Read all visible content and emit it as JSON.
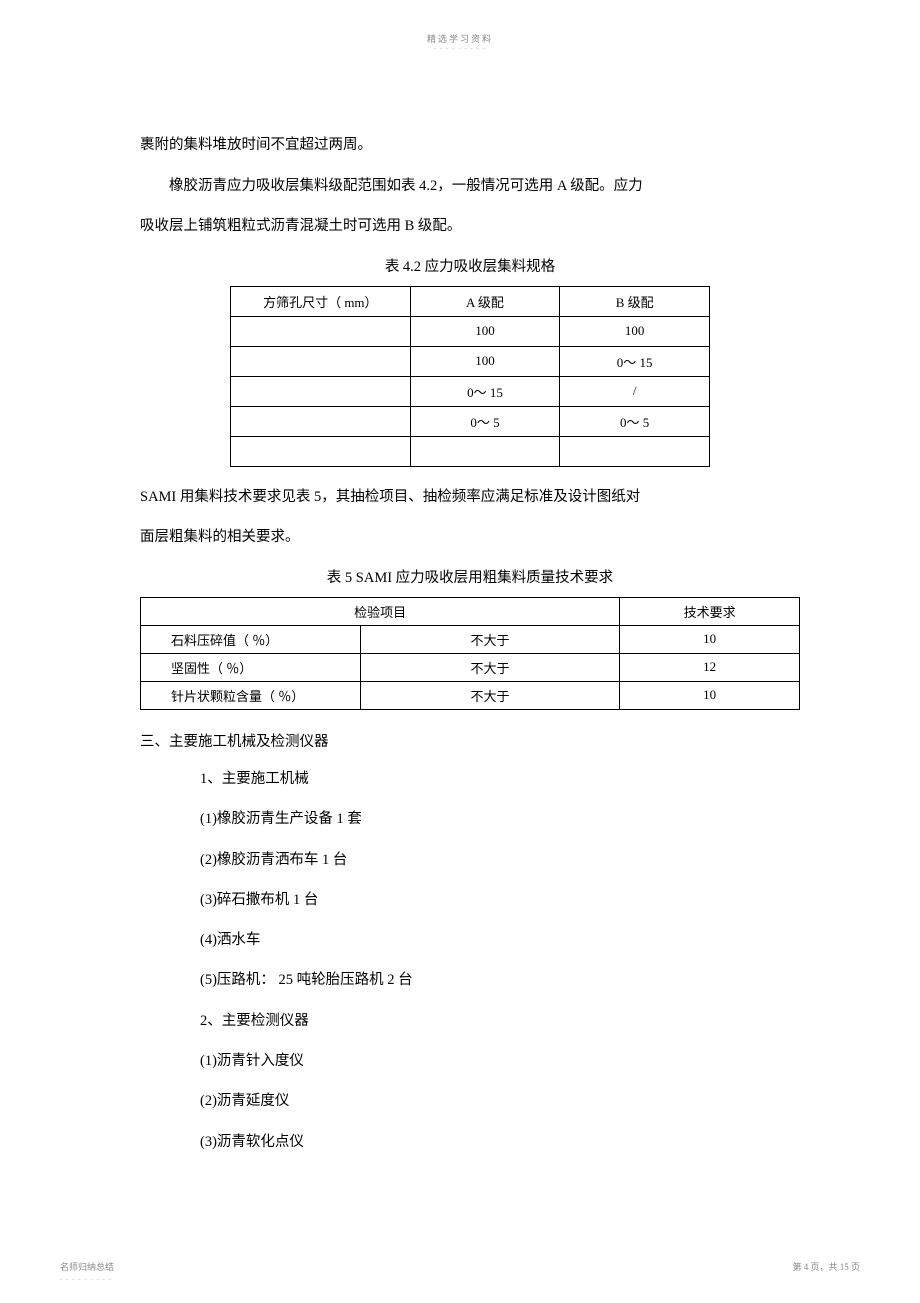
{
  "header": {
    "mark": "精选学习资料",
    "dots": "- - - - - - - - -"
  },
  "body": {
    "p1": "裹附的集料堆放时间不宜超过两周。",
    "p2_part1": "橡胶沥青应力吸收层集料级配范围如表    4.2，一般情况可选用  A 级配。应力",
    "p2_part2": "吸收层上铺筑粗粒式沥青混凝土时可选用    B 级配。",
    "table1_title": "表 4.2    应力吸收层集料规格",
    "table1": {
      "headers": [
        "方筛孔尺寸（ mm）",
        "A 级配",
        "B 级配"
      ],
      "rows": [
        [
          "",
          "100",
          "100"
        ],
        [
          "",
          "100",
          "0～ 15"
        ],
        [
          "",
          "0～ 15",
          "/"
        ],
        [
          "",
          "0～ 5",
          "0～ 5"
        ],
        [
          "",
          "",
          ""
        ]
      ]
    },
    "p3_part1": "SAMI  用集料技术要求见表  5，其抽检项目、抽检频率应满足标准及设计图纸对",
    "p3_part2": "面层粗集料的相关要求。",
    "table2_title": "表 5  SAMI  应力吸收层用粗集料质量技术要求",
    "table2": {
      "header_left": "检验项目",
      "header_right": "技术要求",
      "rows": [
        {
          "name": "石料压碎值（ ％）",
          "cond": "不大于",
          "val": "10"
        },
        {
          "name": "坚固性（ ％）",
          "cond": "不大于",
          "val": "12"
        },
        {
          "name": "针片状颗粒含量（ ％）",
          "cond": "不大于",
          "val": "10"
        }
      ]
    },
    "section3_title": "三、主要施工机械及检测仪器",
    "list": [
      "1、主要施工机械",
      "(1)橡胶沥青生产设备  1 套",
      "(2)橡胶沥青洒布车  1 台",
      "(3)碎石撒布机  1 台",
      "(4)洒水车",
      "(5)压路机： 25 吨轮胎压路机  2 台",
      "2、主要检测仪器",
      "(1)沥青针入度仪",
      "(2)沥青延度仪",
      "(3)沥青软化点仪"
    ]
  },
  "footer": {
    "left": "名师归纳总结",
    "left_dots": "- - - - - - - - -",
    "right": "第 4 页，共 15 页"
  }
}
--------
§ Exercise directions
Quote all of the entries word for word, omitting any pictures.

§ Correct response
Read all visible content and emit it as JSON.
{
  "header": {
    "mark": "精选学习资料",
    "dots": "- - - - - - - - -"
  },
  "body": {
    "p1": "裹附的集料堆放时间不宜超过两周。",
    "p2_part1": "橡胶沥青应力吸收层集料级配范围如表    4.2，一般情况可选用  A 级配。应力",
    "p2_part2": "吸收层上铺筑粗粒式沥青混凝土时可选用    B 级配。",
    "table1_title": "表 4.2    应力吸收层集料规格",
    "table1": {
      "headers": [
        "方筛孔尺寸（ mm）",
        "A 级配",
        "B 级配"
      ],
      "rows": [
        [
          "",
          "100",
          "100"
        ],
        [
          "",
          "100",
          "0～ 15"
        ],
        [
          "",
          "0～ 15",
          "/"
        ],
        [
          "",
          "0～ 5",
          "0～ 5"
        ],
        [
          "",
          "",
          ""
        ]
      ]
    },
    "p3_part1": "SAMI  用集料技术要求见表  5，其抽检项目、抽检频率应满足标准及设计图纸对",
    "p3_part2": "面层粗集料的相关要求。",
    "table2_title": "表 5  SAMI  应力吸收层用粗集料质量技术要求",
    "table2": {
      "header_left": "检验项目",
      "header_right": "技术要求",
      "rows": [
        {
          "name": "石料压碎值（ ％）",
          "cond": "不大于",
          "val": "10"
        },
        {
          "name": "坚固性（ ％）",
          "cond": "不大于",
          "val": "12"
        },
        {
          "name": "针片状颗粒含量（ ％）",
          "cond": "不大于",
          "val": "10"
        }
      ]
    },
    "section3_title": "三、主要施工机械及检测仪器",
    "list": [
      "1、主要施工机械",
      "(1)橡胶沥青生产设备  1 套",
      "(2)橡胶沥青洒布车  1 台",
      "(3)碎石撒布机  1 台",
      "(4)洒水车",
      "(5)压路机： 25 吨轮胎压路机  2 台",
      "2、主要检测仪器",
      "(1)沥青针入度仪",
      "(2)沥青延度仪",
      "(3)沥青软化点仪"
    ]
  },
  "footer": {
    "left": "名师归纳总结",
    "left_dots": "- - - - - - - - -",
    "right": "第 4 页，共 15 页"
  }
}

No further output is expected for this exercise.